▸ What the task asks: Here are some records. Copy each one exactly.
════════════════
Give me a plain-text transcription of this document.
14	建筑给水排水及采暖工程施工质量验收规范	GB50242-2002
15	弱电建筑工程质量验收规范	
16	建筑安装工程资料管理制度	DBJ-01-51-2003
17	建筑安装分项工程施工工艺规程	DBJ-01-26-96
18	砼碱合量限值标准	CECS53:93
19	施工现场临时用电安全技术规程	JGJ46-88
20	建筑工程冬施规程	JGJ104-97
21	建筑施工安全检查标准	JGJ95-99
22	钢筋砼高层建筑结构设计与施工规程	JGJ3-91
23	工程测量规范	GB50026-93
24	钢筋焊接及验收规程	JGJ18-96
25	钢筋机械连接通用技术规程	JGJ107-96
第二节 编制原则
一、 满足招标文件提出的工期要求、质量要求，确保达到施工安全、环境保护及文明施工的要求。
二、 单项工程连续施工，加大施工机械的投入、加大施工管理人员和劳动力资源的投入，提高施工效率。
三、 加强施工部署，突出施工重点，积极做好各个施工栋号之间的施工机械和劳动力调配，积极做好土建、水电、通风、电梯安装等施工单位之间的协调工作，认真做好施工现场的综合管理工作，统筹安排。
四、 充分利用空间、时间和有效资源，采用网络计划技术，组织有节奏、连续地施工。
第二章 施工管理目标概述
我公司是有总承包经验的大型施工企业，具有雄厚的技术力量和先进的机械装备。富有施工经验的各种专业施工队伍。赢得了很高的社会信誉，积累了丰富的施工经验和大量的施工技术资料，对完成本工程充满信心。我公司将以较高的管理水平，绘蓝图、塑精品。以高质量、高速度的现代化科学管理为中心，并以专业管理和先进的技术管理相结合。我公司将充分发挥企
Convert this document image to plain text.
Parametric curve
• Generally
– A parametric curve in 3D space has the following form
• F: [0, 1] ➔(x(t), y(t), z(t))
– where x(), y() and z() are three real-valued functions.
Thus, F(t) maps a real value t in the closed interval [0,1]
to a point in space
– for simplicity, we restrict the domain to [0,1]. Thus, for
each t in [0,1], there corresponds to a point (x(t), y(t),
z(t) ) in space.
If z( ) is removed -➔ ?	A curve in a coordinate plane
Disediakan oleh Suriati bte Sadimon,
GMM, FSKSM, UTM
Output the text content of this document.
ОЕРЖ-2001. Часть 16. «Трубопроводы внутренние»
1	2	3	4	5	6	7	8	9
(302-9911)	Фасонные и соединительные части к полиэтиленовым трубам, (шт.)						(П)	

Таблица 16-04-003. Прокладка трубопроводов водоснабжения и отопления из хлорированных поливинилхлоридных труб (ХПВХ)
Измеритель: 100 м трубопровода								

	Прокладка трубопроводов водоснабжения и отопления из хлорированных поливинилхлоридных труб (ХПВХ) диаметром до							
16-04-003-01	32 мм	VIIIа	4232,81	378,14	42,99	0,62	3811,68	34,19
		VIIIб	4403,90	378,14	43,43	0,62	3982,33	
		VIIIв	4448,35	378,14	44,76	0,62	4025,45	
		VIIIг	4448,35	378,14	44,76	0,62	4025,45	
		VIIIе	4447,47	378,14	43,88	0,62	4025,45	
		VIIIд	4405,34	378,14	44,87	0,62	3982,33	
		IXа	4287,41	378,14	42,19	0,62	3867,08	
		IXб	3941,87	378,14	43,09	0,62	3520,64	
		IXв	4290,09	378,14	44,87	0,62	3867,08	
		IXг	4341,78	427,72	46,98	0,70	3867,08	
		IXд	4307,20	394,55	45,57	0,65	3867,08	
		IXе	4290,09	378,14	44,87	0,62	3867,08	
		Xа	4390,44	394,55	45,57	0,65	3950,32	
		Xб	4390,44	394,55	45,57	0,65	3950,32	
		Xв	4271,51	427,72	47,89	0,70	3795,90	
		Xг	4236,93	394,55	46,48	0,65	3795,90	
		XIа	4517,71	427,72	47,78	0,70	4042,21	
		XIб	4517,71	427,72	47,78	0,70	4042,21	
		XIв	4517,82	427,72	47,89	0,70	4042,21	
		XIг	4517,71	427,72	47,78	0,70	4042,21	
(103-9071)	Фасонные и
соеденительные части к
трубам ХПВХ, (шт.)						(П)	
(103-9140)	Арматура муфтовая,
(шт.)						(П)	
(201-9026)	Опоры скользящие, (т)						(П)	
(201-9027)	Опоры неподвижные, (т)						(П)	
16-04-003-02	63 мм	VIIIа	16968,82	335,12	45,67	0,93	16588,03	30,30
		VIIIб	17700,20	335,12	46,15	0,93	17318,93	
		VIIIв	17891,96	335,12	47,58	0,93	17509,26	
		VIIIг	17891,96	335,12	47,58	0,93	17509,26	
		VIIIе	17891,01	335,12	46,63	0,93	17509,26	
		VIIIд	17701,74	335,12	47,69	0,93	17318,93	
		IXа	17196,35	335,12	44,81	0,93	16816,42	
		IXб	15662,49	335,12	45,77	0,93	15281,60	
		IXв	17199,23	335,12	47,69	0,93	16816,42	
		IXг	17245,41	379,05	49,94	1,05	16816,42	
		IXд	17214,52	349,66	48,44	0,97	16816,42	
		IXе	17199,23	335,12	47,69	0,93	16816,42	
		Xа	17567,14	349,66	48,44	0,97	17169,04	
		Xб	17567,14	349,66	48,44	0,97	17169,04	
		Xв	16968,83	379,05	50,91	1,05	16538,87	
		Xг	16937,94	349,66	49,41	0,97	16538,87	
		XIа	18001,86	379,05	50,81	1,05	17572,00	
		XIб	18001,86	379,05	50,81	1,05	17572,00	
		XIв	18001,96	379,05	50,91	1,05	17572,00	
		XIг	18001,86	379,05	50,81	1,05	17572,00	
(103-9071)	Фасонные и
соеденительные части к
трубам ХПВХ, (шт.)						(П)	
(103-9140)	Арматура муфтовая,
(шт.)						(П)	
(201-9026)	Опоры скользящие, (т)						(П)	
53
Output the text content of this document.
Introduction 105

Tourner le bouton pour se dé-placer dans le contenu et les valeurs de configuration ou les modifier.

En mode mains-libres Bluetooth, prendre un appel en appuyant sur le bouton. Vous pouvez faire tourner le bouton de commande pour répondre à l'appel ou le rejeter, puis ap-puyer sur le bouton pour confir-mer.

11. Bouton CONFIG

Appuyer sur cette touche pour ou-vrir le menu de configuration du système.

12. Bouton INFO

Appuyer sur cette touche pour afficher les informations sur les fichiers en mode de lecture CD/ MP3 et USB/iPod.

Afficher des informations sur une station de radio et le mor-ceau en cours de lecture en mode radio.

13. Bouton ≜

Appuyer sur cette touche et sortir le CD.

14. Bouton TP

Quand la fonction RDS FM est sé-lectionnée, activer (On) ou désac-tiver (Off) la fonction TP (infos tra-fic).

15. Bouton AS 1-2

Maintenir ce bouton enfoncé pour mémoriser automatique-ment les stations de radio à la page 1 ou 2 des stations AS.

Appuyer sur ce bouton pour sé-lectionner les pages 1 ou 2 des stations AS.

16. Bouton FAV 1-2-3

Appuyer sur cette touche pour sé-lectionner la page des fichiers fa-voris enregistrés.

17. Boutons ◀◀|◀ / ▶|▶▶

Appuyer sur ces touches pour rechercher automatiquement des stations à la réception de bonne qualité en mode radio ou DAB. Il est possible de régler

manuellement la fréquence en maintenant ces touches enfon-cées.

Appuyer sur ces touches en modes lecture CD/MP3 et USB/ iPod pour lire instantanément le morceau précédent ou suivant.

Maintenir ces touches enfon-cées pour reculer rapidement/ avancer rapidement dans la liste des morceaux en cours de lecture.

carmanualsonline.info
════════════════
▸ Result of the task:
Give me a plain-text transcription of this document.
14	建筑给水排水及采暖工程施工质量验收规范	GB50242-2002
15	弱电建筑工程质量验收规范	
16	建筑安装工程资料管理制度	DBJ-01-51-2003
17	建筑安装分项工程施工工艺规程	DBJ-01-26-96
18	砼碱合量限值标准	CECS53:93
19	施工现场临时用电安全技术规程	JGJ46-88
20	建筑工程冬施规程	JGJ104-97
21	建筑施工安全检查标准	JGJ95-99
22	钢筋砼高层建筑结构设计与施工规程	JGJ3-91
23	工程测量规范	GB50026-93
24	钢筋焊接及验收规程	JGJ18-96
25	钢筋机械连接通用技术规程	JGJ107-96
第二节 编制原则
一、 满足招标文件提出的工期要求、质量要求，确保达到施工安全、环境保护及文明施工的要求。
二、 单项工程连续施工，加大施工机械的投入、加大施工管理人员和劳动力资源的投入，提高施工效率。
三、 加强施工部署，突出施工重点，积极做好各个施工栋号之间的施工机械和劳动力调配，积极做好土建、水电、通风、电梯安装等施工单位之间的协调工作，认真做好施工现场的综合管理工作，统筹安排。
四、 充分利用空间、时间和有效资源，采用网络计划技术，组织有节奏、连续地施工。
第二章 施工管理目标概述
我公司是有总承包经验的大型施工企业，具有雄厚的技术力量和先进的机械装备。富有施工经验的各种专业施工队伍。赢得了很高的社会信誉，积累了丰富的施工经验和大量的施工技术资料，对完成本工程充满信心。我公司将以较高的管理水平，绘蓝图、塑精品。以高质量、高速度的现代化科学管理为中心，并以专业管理和先进的技术管理相结合。我公司将充分发挥企
Convert this document image to plain text.
Parametric curve
• Generally
– A parametric curve in 3D space has the following form
• F: [0, 1] ➔(x(t), y(t), z(t))
– where x(), y() and z() are three real-valued functions.
Thus, F(t) maps a real value t in the closed interval [0,1]
to a point in space
– for simplicity, we restrict the domain to [0,1]. Thus, for
each t in [0,1], there corresponds to a point (x(t), y(t),
z(t) ) in space.
If z( ) is removed -➔ ?	A curve in a coordinate plane
Disediakan oleh Suriati bte Sadimon,
GMM, FSKSM, UTM
Output the text content of this document.
ОЕРЖ-2001. Часть 16. «Трубопроводы внутренние»
1	2	3	4	5	6	7	8	9
(302-9911)	Фасонные и соединительные части к полиэтиленовым трубам, (шт.)						(П)	

Таблица 16-04-003. Прокладка трубопроводов водоснабжения и отопления из хлорированных поливинилхлоридных труб (ХПВХ)
Измеритель: 100 м трубопровода								

	Прокладка трубопроводов водоснабжения и отопления из хлорированных поливинилхлоридных труб (ХПВХ) диаметром до							
16-04-003-01	32 мм	VIIIа	4232,81	378,14	42,99	0,62	3811,68	34,19
		VIIIб	4403,90	378,14	43,43	0,62	3982,33	
		VIIIв	4448,35	378,14	44,76	0,62	4025,45	
		VIIIг	4448,35	378,14	44,76	0,62	4025,45	
		VIIIе	4447,47	378,14	43,88	0,62	4025,45	
		VIIIд	4405,34	378,14	44,87	0,62	3982,33	
		IXа	4287,41	378,14	42,19	0,62	3867,08	
		IXб	3941,87	378,14	43,09	0,62	3520,64	
		IXв	4290,09	378,14	44,87	0,62	3867,08	
		IXг	4341,78	427,72	46,98	0,70	3867,08	
		IXд	4307,20	394,55	45,57	0,65	3867,08	
		IXе	4290,09	378,14	44,87	0,62	3867,08	
		Xа	4390,44	394,55	45,57	0,65	3950,32	
		Xб	4390,44	394,55	45,57	0,65	3950,32	
		Xв	4271,51	427,72	47,89	0,70	3795,90	
		Xг	4236,93	394,55	46,48	0,65	3795,90	
		XIа	4517,71	427,72	47,78	0,70	4042,21	
		XIб	4517,71	427,72	47,78	0,70	4042,21	
		XIв	4517,82	427,72	47,89	0,70	4042,21	
		XIг	4517,71	427,72	47,78	0,70	4042,21	
(103-9071)	Фасонные и
соеденительные части к
трубам ХПВХ, (шт.)						(П)	
(103-9140)	Арматура муфтовая,
(шт.)						(П)	
(201-9026)	Опоры скользящие, (т)						(П)	
(201-9027)	Опоры неподвижные, (т)						(П)	
16-04-003-02	63 мм	VIIIа	16968,82	335,12	45,67	0,93	16588,03	30,30
		VIIIб	17700,20	335,12	46,15	0,93	17318,93	
		VIIIв	17891,96	335,12	47,58	0,93	17509,26	
		VIIIг	17891,96	335,12	47,58	0,93	17509,26	
		VIIIе	17891,01	335,12	46,63	0,93	17509,26	
		VIIIд	17701,74	335,12	47,69	0,93	17318,93	
		IXа	17196,35	335,12	44,81	0,93	16816,42	
		IXб	15662,49	335,12	45,77	0,93	15281,60	
		IXв	17199,23	335,12	47,69	0,93	16816,42	
		IXг	17245,41	379,05	49,94	1,05	16816,42	
		IXд	17214,52	349,66	48,44	0,97	16816,42	
		IXе	17199,23	335,12	47,69	0,93	16816,42	
		Xа	17567,14	349,66	48,44	0,97	17169,04	
		Xб	17567,14	349,66	48,44	0,97	17169,04	
		Xв	16968,83	379,05	50,91	1,05	16538,87	
		Xг	16937,94	349,66	49,41	0,97	16538,87	
		XIа	18001,86	379,05	50,81	1,05	17572,00	
		XIб	18001,86	379,05	50,81	1,05	17572,00	
		XIв	18001,96	379,05	50,91	1,05	17572,00	
		XIг	18001,86	379,05	50,81	1,05	17572,00	
(103-9071)	Фасонные и
соеденительные части к
трубам ХПВХ, (шт.)						(П)	
(103-9140)	Арматура муфтовая,
(шт.)						(П)	
(201-9026)	Опоры скользящие, (т)						(П)	
53
Output the text content of this document.
Introduction 105

Tourner le bouton pour se dé-placer dans le contenu et les valeurs de configuration ou les modifier.

En mode mains-libres Bluetooth, prendre un appel en appuyant sur le bouton. Vous pouvez faire tourner le bouton de commande pour répondre à l'appel ou le rejeter, puis ap-puyer sur le bouton pour confir-mer.

11. Bouton CONFIG

Appuyer sur cette touche pour ou-vrir le menu de configuration du système.

12. Bouton INFO

Appuyer sur cette touche pour afficher les informations sur les fichiers en mode de lecture CD/ MP3 et USB/iPod.

Afficher des informations sur une station de radio et le mor-ceau en cours de lecture en mode radio.

13. Bouton ≜

Appuyer sur cette touche et sortir le CD.

14. Bouton TP

Quand la fonction RDS FM est sé-lectionnée, activer (On) ou désac-tiver (Off) la fonction TP (infos tra-fic).

15. Bouton AS 1-2

Maintenir ce bouton enfoncé pour mémoriser automatique-ment les stations de radio à la page 1 ou 2 des stations AS.

Appuyer sur ce bouton pour sé-lectionner les pages 1 ou 2 des stations AS.

16. Bouton FAV 1-2-3

Appuyer sur cette touche pour sé-lectionner la page des fichiers fa-voris enregistrés.

17. Boutons ◀◀|◀ / ▶|▶▶

Appuyer sur ces touches pour rechercher automatiquement des stations à la réception de bonne qualité en mode radio ou DAB. Il est possible de régler

manuellement la fréquence en maintenant ces touches enfon-cées.

Appuyer sur ces touches en modes lecture CD/MP3 et USB/ iPod pour lire instantanément le morceau précédent ou suivant.

Maintenir ces touches enfon-cées pour reculer rapidement/ avancer rapidement dans la liste des morceaux en cours de lecture.

carmanualsonline.info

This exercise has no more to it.